— begin —

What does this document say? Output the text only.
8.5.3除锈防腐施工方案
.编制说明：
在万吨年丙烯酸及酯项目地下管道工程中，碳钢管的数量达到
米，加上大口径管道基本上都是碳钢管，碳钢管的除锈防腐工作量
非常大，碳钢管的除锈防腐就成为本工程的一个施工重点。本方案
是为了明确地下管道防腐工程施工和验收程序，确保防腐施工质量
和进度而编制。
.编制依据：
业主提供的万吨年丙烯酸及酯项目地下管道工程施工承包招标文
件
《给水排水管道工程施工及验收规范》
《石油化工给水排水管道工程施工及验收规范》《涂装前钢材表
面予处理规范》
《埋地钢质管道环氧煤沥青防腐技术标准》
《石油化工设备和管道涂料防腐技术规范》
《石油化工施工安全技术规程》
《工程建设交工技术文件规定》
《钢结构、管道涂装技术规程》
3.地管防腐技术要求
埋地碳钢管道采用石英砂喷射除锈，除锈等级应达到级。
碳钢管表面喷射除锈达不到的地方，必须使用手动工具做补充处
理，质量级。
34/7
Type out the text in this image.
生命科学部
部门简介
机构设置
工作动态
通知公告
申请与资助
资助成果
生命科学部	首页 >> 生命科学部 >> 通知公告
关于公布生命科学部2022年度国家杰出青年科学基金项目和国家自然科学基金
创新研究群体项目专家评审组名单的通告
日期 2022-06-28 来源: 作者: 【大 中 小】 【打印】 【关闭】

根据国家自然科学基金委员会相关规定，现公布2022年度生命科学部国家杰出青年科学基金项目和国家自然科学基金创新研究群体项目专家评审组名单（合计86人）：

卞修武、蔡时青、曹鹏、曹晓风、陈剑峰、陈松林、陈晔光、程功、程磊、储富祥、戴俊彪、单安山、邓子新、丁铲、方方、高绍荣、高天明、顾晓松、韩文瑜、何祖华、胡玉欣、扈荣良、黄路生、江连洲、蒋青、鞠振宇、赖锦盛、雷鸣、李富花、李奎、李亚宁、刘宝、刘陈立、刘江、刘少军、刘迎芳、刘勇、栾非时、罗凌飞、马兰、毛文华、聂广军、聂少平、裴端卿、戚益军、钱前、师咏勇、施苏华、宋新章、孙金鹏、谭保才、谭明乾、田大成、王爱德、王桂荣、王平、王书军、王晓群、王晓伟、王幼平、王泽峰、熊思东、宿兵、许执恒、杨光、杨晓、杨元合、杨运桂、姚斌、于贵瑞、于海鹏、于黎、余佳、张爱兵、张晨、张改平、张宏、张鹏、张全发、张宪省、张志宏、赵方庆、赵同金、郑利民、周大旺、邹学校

— end —

- _WHAT YOU WILL DO_: Please restate the data word for word, every record included.

- _RESPONSE_:
What does this document say? Output the text only.
8.5.3除锈防腐施工方案
.编制说明：
在万吨年丙烯酸及酯项目地下管道工程中，碳钢管的数量达到
米，加上大口径管道基本上都是碳钢管，碳钢管的除锈防腐工作量
非常大，碳钢管的除锈防腐就成为本工程的一个施工重点。本方案
是为了明确地下管道防腐工程施工和验收程序，确保防腐施工质量
和进度而编制。
.编制依据：
业主提供的万吨年丙烯酸及酯项目地下管道工程施工承包招标文
件
《给水排水管道工程施工及验收规范》
《石油化工给水排水管道工程施工及验收规范》《涂装前钢材表
面予处理规范》
《埋地钢质管道环氧煤沥青防腐技术标准》
《石油化工设备和管道涂料防腐技术规范》
《石油化工施工安全技术规程》
《工程建设交工技术文件规定》
《钢结构、管道涂装技术规程》
3.地管防腐技术要求
埋地碳钢管道采用石英砂喷射除锈，除锈等级应达到级。
碳钢管表面喷射除锈达不到的地方，必须使用手动工具做补充处
理，质量级。
34/7
Type out the text in this image.
生命科学部
部门简介
机构设置
工作动态
通知公告
申请与资助
资助成果
生命科学部	首页 >> 生命科学部 >> 通知公告
关于公布生命科学部2022年度国家杰出青年科学基金项目和国家自然科学基金
创新研究群体项目专家评审组名单的通告
日期 2022-06-28 来源: 作者: 【大 中 小】 【打印】 【关闭】

根据国家自然科学基金委员会相关规定，现公布2022年度生命科学部国家杰出青年科学基金项目和国家自然科学基金创新研究群体项目专家评审组名单（合计86人）：

卞修武、蔡时青、曹鹏、曹晓风、陈剑峰、陈松林、陈晔光、程功、程磊、储富祥、戴俊彪、单安山、邓子新、丁铲、方方、高绍荣、高天明、顾晓松、韩文瑜、何祖华、胡玉欣、扈荣良、黄路生、江连洲、蒋青、鞠振宇、赖锦盛、雷鸣、李富花、李奎、李亚宁、刘宝、刘陈立、刘江、刘少军、刘迎芳、刘勇、栾非时、罗凌飞、马兰、毛文华、聂广军、聂少平、裴端卿、戚益军、钱前、师咏勇、施苏华、宋新章、孙金鹏、谭保才、谭明乾、田大成、王爱德、王桂荣、王平、王书军、王晓群、王晓伟、王幼平、王泽峰、熊思东、宿兵、许执恒、杨光、杨晓、杨元合、杨运桂、姚斌、于贵瑞、于海鹏、于黎、余佳、张爱兵、张晨、张改平、张宏、张鹏、张全发、张宪省、张志宏、赵方庆、赵同金、郑利民、周大旺、邹学校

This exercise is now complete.